● WORK TO COMPLETE:
Find the lines of data that contain the string "Methods", then list them.

● INPUT FOR THIS TASK:
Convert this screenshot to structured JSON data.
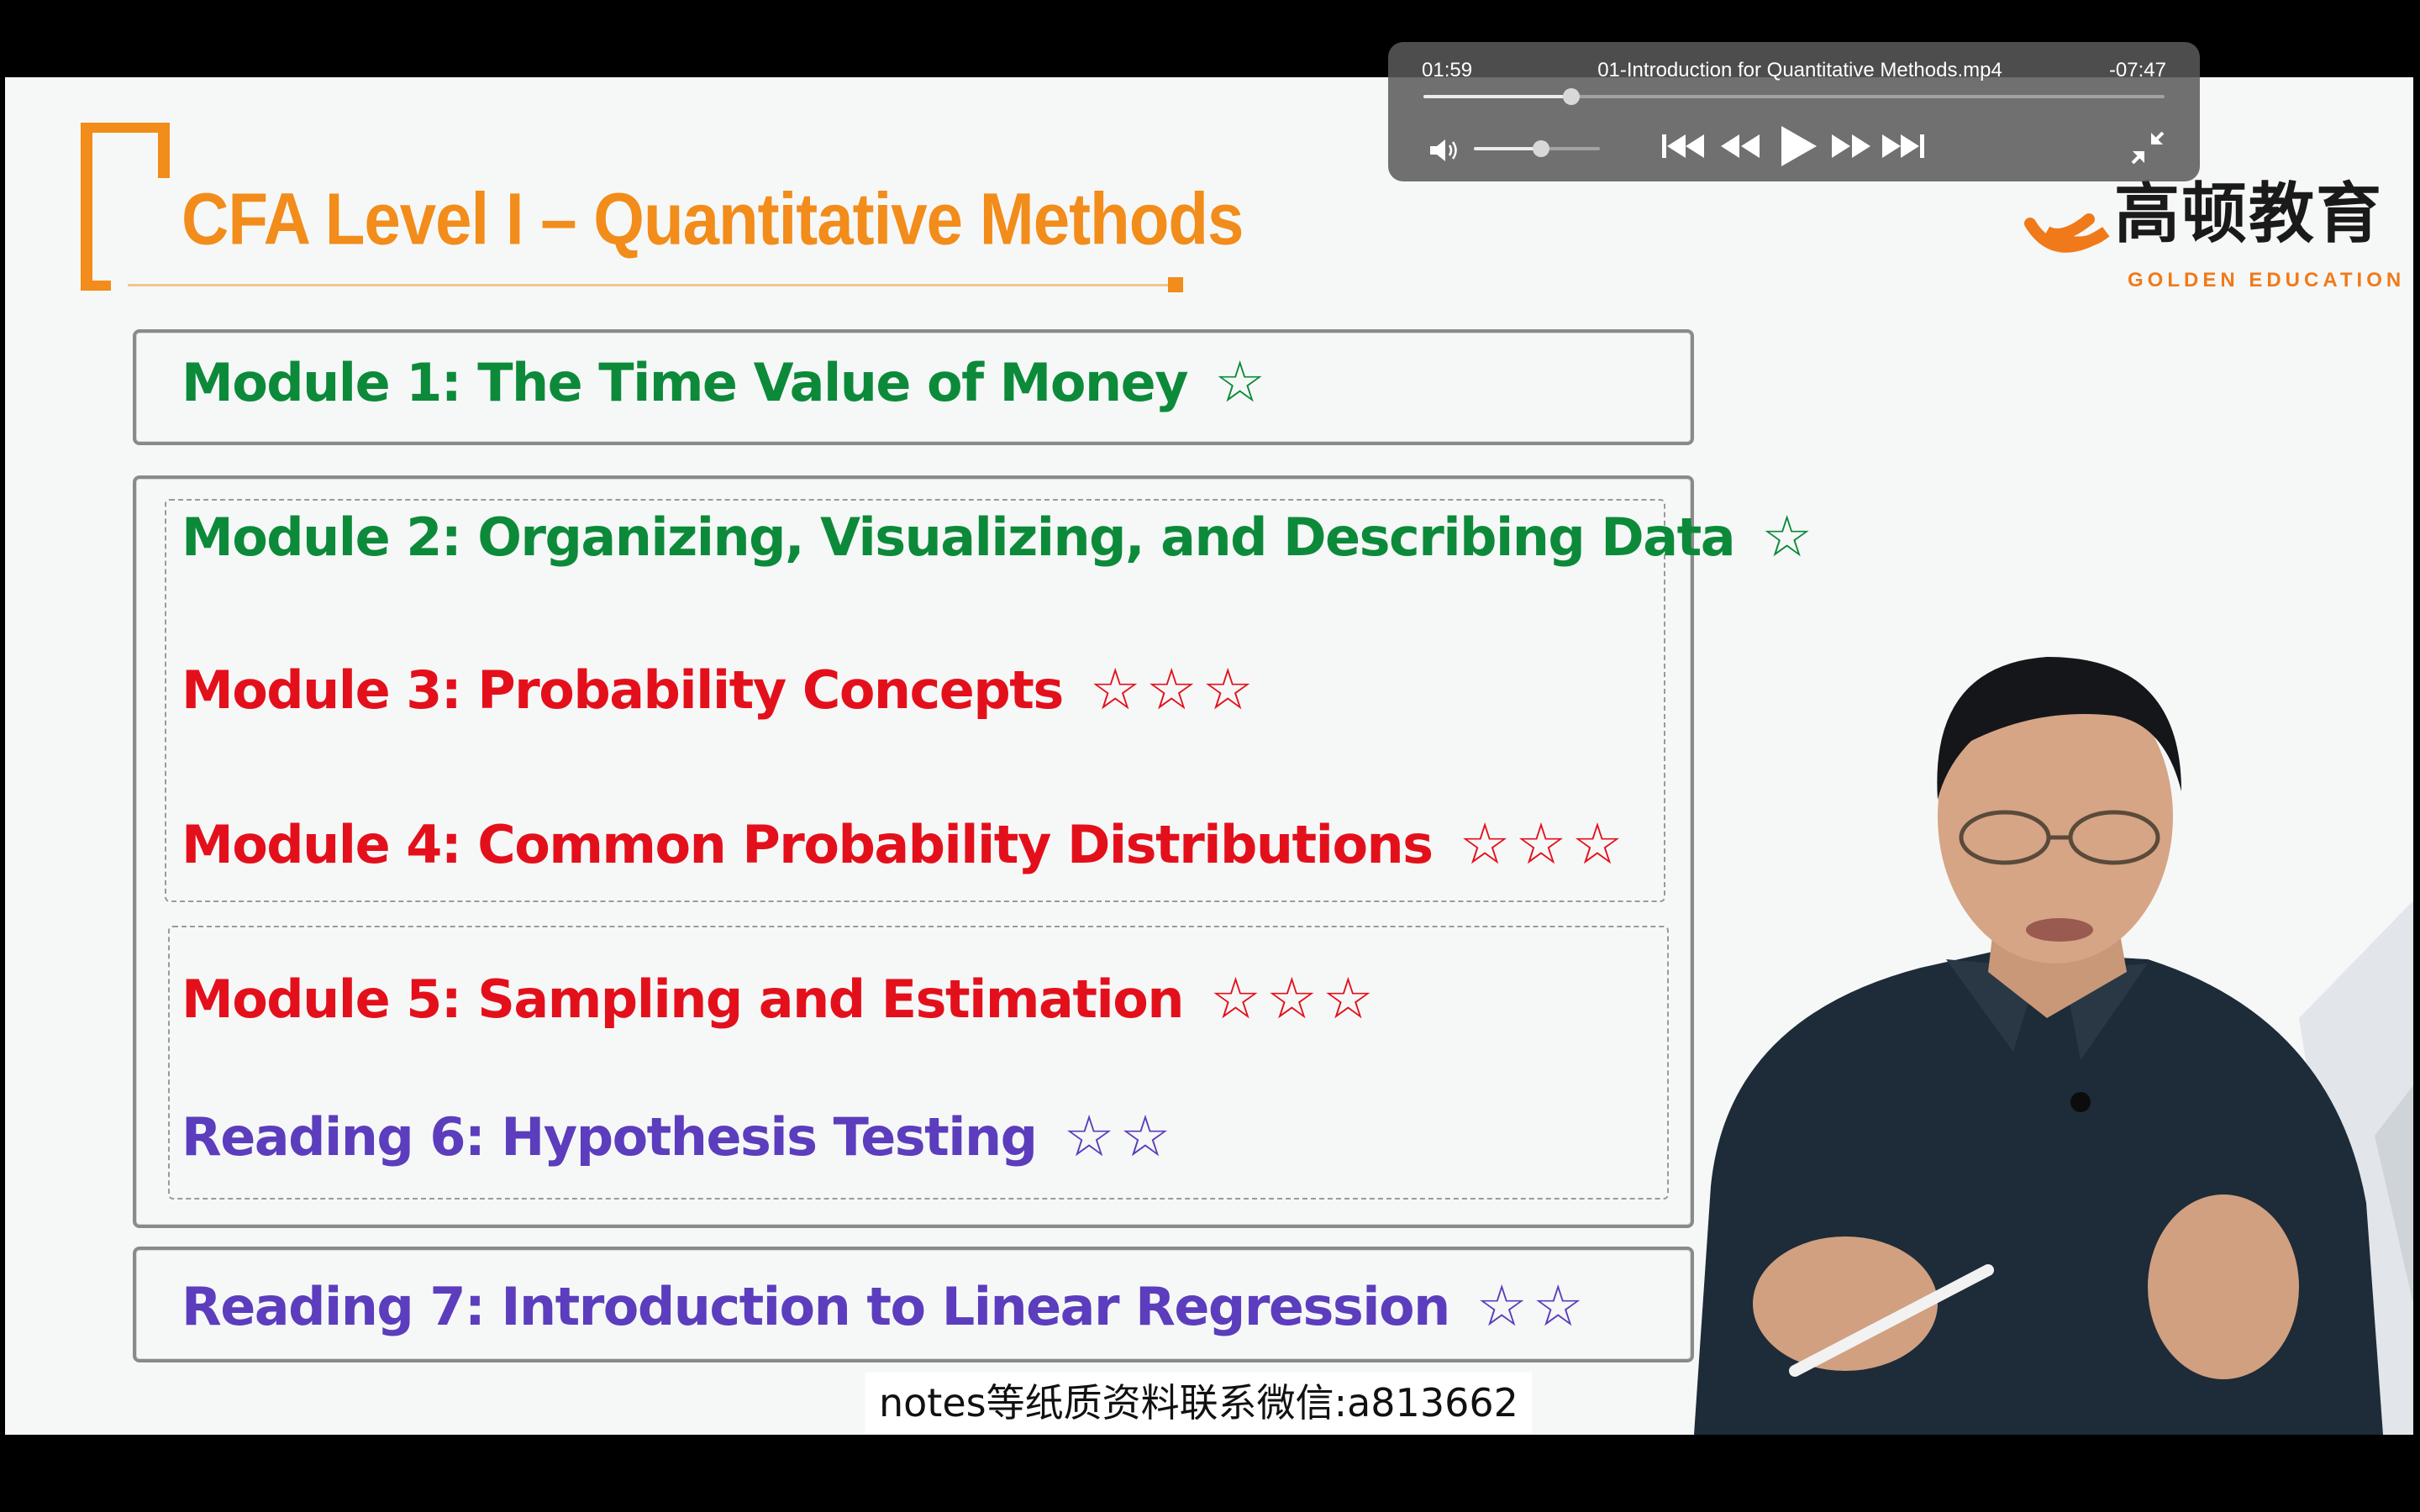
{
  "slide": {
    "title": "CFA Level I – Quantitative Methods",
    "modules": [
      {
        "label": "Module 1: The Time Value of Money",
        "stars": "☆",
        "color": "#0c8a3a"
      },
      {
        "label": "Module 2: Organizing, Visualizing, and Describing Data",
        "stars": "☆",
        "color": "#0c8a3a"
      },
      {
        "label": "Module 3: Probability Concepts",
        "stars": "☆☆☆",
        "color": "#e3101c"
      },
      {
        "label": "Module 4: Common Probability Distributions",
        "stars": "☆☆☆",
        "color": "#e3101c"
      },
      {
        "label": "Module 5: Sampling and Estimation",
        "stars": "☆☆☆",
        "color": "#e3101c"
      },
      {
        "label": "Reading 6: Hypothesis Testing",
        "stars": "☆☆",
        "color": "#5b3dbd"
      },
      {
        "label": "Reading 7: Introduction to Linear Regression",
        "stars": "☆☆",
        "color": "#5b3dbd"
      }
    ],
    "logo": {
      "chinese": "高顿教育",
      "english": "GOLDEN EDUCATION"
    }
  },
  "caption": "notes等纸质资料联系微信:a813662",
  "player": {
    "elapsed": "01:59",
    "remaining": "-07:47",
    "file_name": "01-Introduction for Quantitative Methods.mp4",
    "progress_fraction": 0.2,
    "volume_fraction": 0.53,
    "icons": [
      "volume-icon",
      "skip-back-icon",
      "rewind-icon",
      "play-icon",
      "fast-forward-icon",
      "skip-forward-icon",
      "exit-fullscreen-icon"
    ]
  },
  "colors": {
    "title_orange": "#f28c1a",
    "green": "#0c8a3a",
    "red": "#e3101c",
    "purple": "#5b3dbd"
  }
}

==

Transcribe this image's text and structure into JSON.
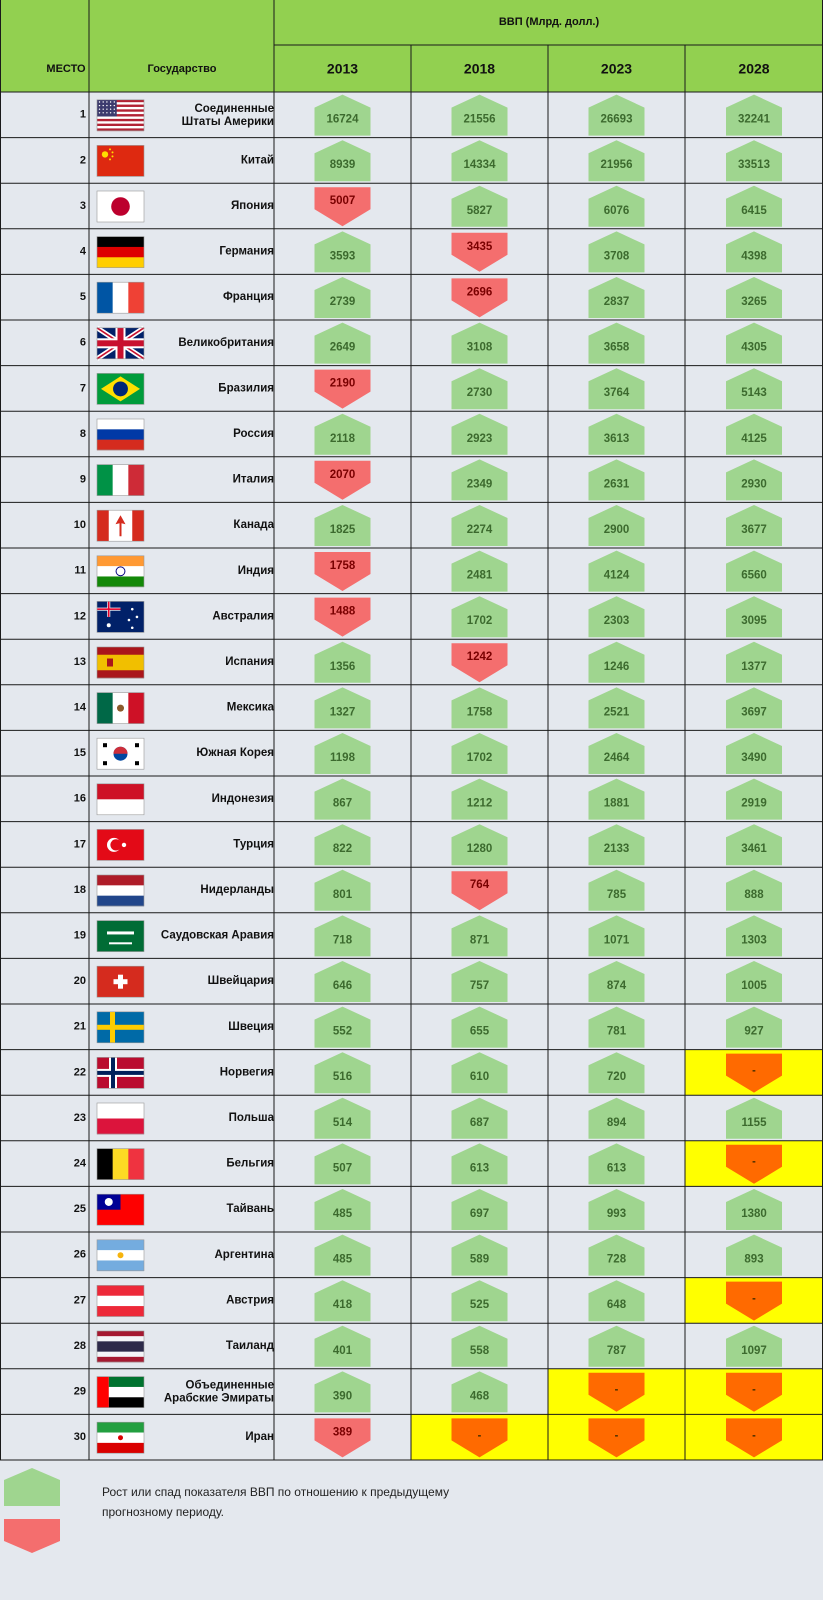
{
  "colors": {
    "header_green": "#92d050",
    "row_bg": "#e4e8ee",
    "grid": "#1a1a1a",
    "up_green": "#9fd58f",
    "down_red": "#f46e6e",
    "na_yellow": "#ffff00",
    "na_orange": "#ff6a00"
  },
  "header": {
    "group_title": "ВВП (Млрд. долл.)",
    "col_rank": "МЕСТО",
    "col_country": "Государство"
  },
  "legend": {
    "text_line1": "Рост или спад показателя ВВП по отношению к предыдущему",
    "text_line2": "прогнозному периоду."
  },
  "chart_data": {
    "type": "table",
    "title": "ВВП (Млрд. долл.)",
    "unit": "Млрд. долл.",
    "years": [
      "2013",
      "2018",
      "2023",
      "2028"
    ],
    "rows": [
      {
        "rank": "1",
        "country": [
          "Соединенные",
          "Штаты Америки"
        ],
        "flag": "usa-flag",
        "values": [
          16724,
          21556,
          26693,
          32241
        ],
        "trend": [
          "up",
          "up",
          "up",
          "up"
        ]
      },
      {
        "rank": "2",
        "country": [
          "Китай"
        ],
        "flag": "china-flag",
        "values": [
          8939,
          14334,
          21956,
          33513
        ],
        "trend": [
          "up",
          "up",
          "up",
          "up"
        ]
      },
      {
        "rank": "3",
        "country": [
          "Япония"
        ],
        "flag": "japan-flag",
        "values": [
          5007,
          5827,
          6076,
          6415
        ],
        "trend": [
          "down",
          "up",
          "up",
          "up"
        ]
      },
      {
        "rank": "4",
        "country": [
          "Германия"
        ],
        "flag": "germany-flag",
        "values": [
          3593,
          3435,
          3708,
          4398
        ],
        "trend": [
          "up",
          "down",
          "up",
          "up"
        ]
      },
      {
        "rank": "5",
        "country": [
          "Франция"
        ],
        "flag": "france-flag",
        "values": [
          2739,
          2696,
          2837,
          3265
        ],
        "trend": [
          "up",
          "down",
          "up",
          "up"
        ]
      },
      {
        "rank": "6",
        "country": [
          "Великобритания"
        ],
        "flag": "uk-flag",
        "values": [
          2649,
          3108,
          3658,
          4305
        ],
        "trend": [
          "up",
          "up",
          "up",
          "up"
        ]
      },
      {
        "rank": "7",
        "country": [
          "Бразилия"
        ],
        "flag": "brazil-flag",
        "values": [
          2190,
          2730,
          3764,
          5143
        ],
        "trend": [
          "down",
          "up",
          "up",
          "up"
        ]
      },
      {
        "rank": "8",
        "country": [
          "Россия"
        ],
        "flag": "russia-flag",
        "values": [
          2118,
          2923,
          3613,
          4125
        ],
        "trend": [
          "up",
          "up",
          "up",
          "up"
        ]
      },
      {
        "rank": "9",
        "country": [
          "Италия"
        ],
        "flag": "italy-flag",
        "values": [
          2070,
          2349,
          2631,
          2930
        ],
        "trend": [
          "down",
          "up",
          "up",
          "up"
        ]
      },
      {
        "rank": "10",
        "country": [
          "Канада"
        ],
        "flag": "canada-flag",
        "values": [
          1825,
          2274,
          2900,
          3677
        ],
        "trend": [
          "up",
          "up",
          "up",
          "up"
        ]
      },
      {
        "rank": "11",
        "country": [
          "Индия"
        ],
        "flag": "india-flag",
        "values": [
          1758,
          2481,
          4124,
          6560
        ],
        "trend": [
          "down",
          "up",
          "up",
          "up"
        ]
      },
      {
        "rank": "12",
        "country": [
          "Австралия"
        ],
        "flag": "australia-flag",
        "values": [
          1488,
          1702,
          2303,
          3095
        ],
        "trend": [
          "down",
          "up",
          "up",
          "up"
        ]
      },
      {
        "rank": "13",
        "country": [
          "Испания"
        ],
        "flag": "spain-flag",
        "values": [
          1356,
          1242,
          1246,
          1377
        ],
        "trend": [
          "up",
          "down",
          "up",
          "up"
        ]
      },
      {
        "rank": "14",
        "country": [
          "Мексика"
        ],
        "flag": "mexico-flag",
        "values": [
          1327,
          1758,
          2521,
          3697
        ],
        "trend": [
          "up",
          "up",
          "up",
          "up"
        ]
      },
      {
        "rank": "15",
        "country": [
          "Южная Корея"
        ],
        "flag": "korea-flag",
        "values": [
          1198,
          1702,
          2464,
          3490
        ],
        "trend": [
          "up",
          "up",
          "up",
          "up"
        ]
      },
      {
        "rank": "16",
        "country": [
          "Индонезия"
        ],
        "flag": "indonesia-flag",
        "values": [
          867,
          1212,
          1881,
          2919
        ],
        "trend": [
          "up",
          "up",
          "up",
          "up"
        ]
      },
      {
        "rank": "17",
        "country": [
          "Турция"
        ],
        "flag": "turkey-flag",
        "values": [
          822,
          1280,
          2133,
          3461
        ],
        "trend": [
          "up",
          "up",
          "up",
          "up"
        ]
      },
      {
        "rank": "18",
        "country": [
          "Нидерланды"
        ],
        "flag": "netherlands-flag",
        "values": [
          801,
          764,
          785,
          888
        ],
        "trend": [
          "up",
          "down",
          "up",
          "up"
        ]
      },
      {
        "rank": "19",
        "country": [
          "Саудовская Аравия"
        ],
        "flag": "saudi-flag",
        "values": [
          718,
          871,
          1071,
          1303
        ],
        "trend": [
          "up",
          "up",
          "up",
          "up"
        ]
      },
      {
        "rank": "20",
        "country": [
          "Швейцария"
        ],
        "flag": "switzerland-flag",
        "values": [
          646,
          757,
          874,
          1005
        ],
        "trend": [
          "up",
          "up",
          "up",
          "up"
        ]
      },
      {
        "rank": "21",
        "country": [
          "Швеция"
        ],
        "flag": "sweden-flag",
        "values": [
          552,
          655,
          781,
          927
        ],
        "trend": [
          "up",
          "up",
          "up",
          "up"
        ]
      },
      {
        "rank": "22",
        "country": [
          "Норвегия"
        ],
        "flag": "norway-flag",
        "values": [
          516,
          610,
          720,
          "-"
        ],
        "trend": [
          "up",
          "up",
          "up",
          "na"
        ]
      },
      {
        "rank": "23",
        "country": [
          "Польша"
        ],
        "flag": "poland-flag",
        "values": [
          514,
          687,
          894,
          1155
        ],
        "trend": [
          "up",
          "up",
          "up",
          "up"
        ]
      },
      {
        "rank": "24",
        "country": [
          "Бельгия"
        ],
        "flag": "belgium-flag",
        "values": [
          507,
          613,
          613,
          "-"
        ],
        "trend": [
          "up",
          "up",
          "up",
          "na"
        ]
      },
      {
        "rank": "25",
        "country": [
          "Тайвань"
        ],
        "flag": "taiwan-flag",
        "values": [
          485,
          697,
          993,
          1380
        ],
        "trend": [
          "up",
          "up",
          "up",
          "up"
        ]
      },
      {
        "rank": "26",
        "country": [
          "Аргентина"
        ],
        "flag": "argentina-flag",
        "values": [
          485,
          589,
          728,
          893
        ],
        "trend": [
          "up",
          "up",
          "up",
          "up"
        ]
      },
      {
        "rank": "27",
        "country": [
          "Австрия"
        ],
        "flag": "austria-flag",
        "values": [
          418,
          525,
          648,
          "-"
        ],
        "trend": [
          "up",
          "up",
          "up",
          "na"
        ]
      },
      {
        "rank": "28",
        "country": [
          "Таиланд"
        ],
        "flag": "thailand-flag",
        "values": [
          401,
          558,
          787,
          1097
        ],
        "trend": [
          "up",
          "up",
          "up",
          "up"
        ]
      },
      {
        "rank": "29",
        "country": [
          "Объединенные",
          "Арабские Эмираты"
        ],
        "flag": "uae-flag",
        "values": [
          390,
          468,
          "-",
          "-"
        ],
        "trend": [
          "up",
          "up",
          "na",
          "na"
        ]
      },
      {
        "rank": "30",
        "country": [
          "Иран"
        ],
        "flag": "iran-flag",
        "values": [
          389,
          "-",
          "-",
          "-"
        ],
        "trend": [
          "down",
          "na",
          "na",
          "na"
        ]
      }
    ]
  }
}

● FINISHED TASK:
    "title": "CFA Level I – Quantitative Methods",
    "file_name": "01-Introduction for Quantitative Methods.mp4",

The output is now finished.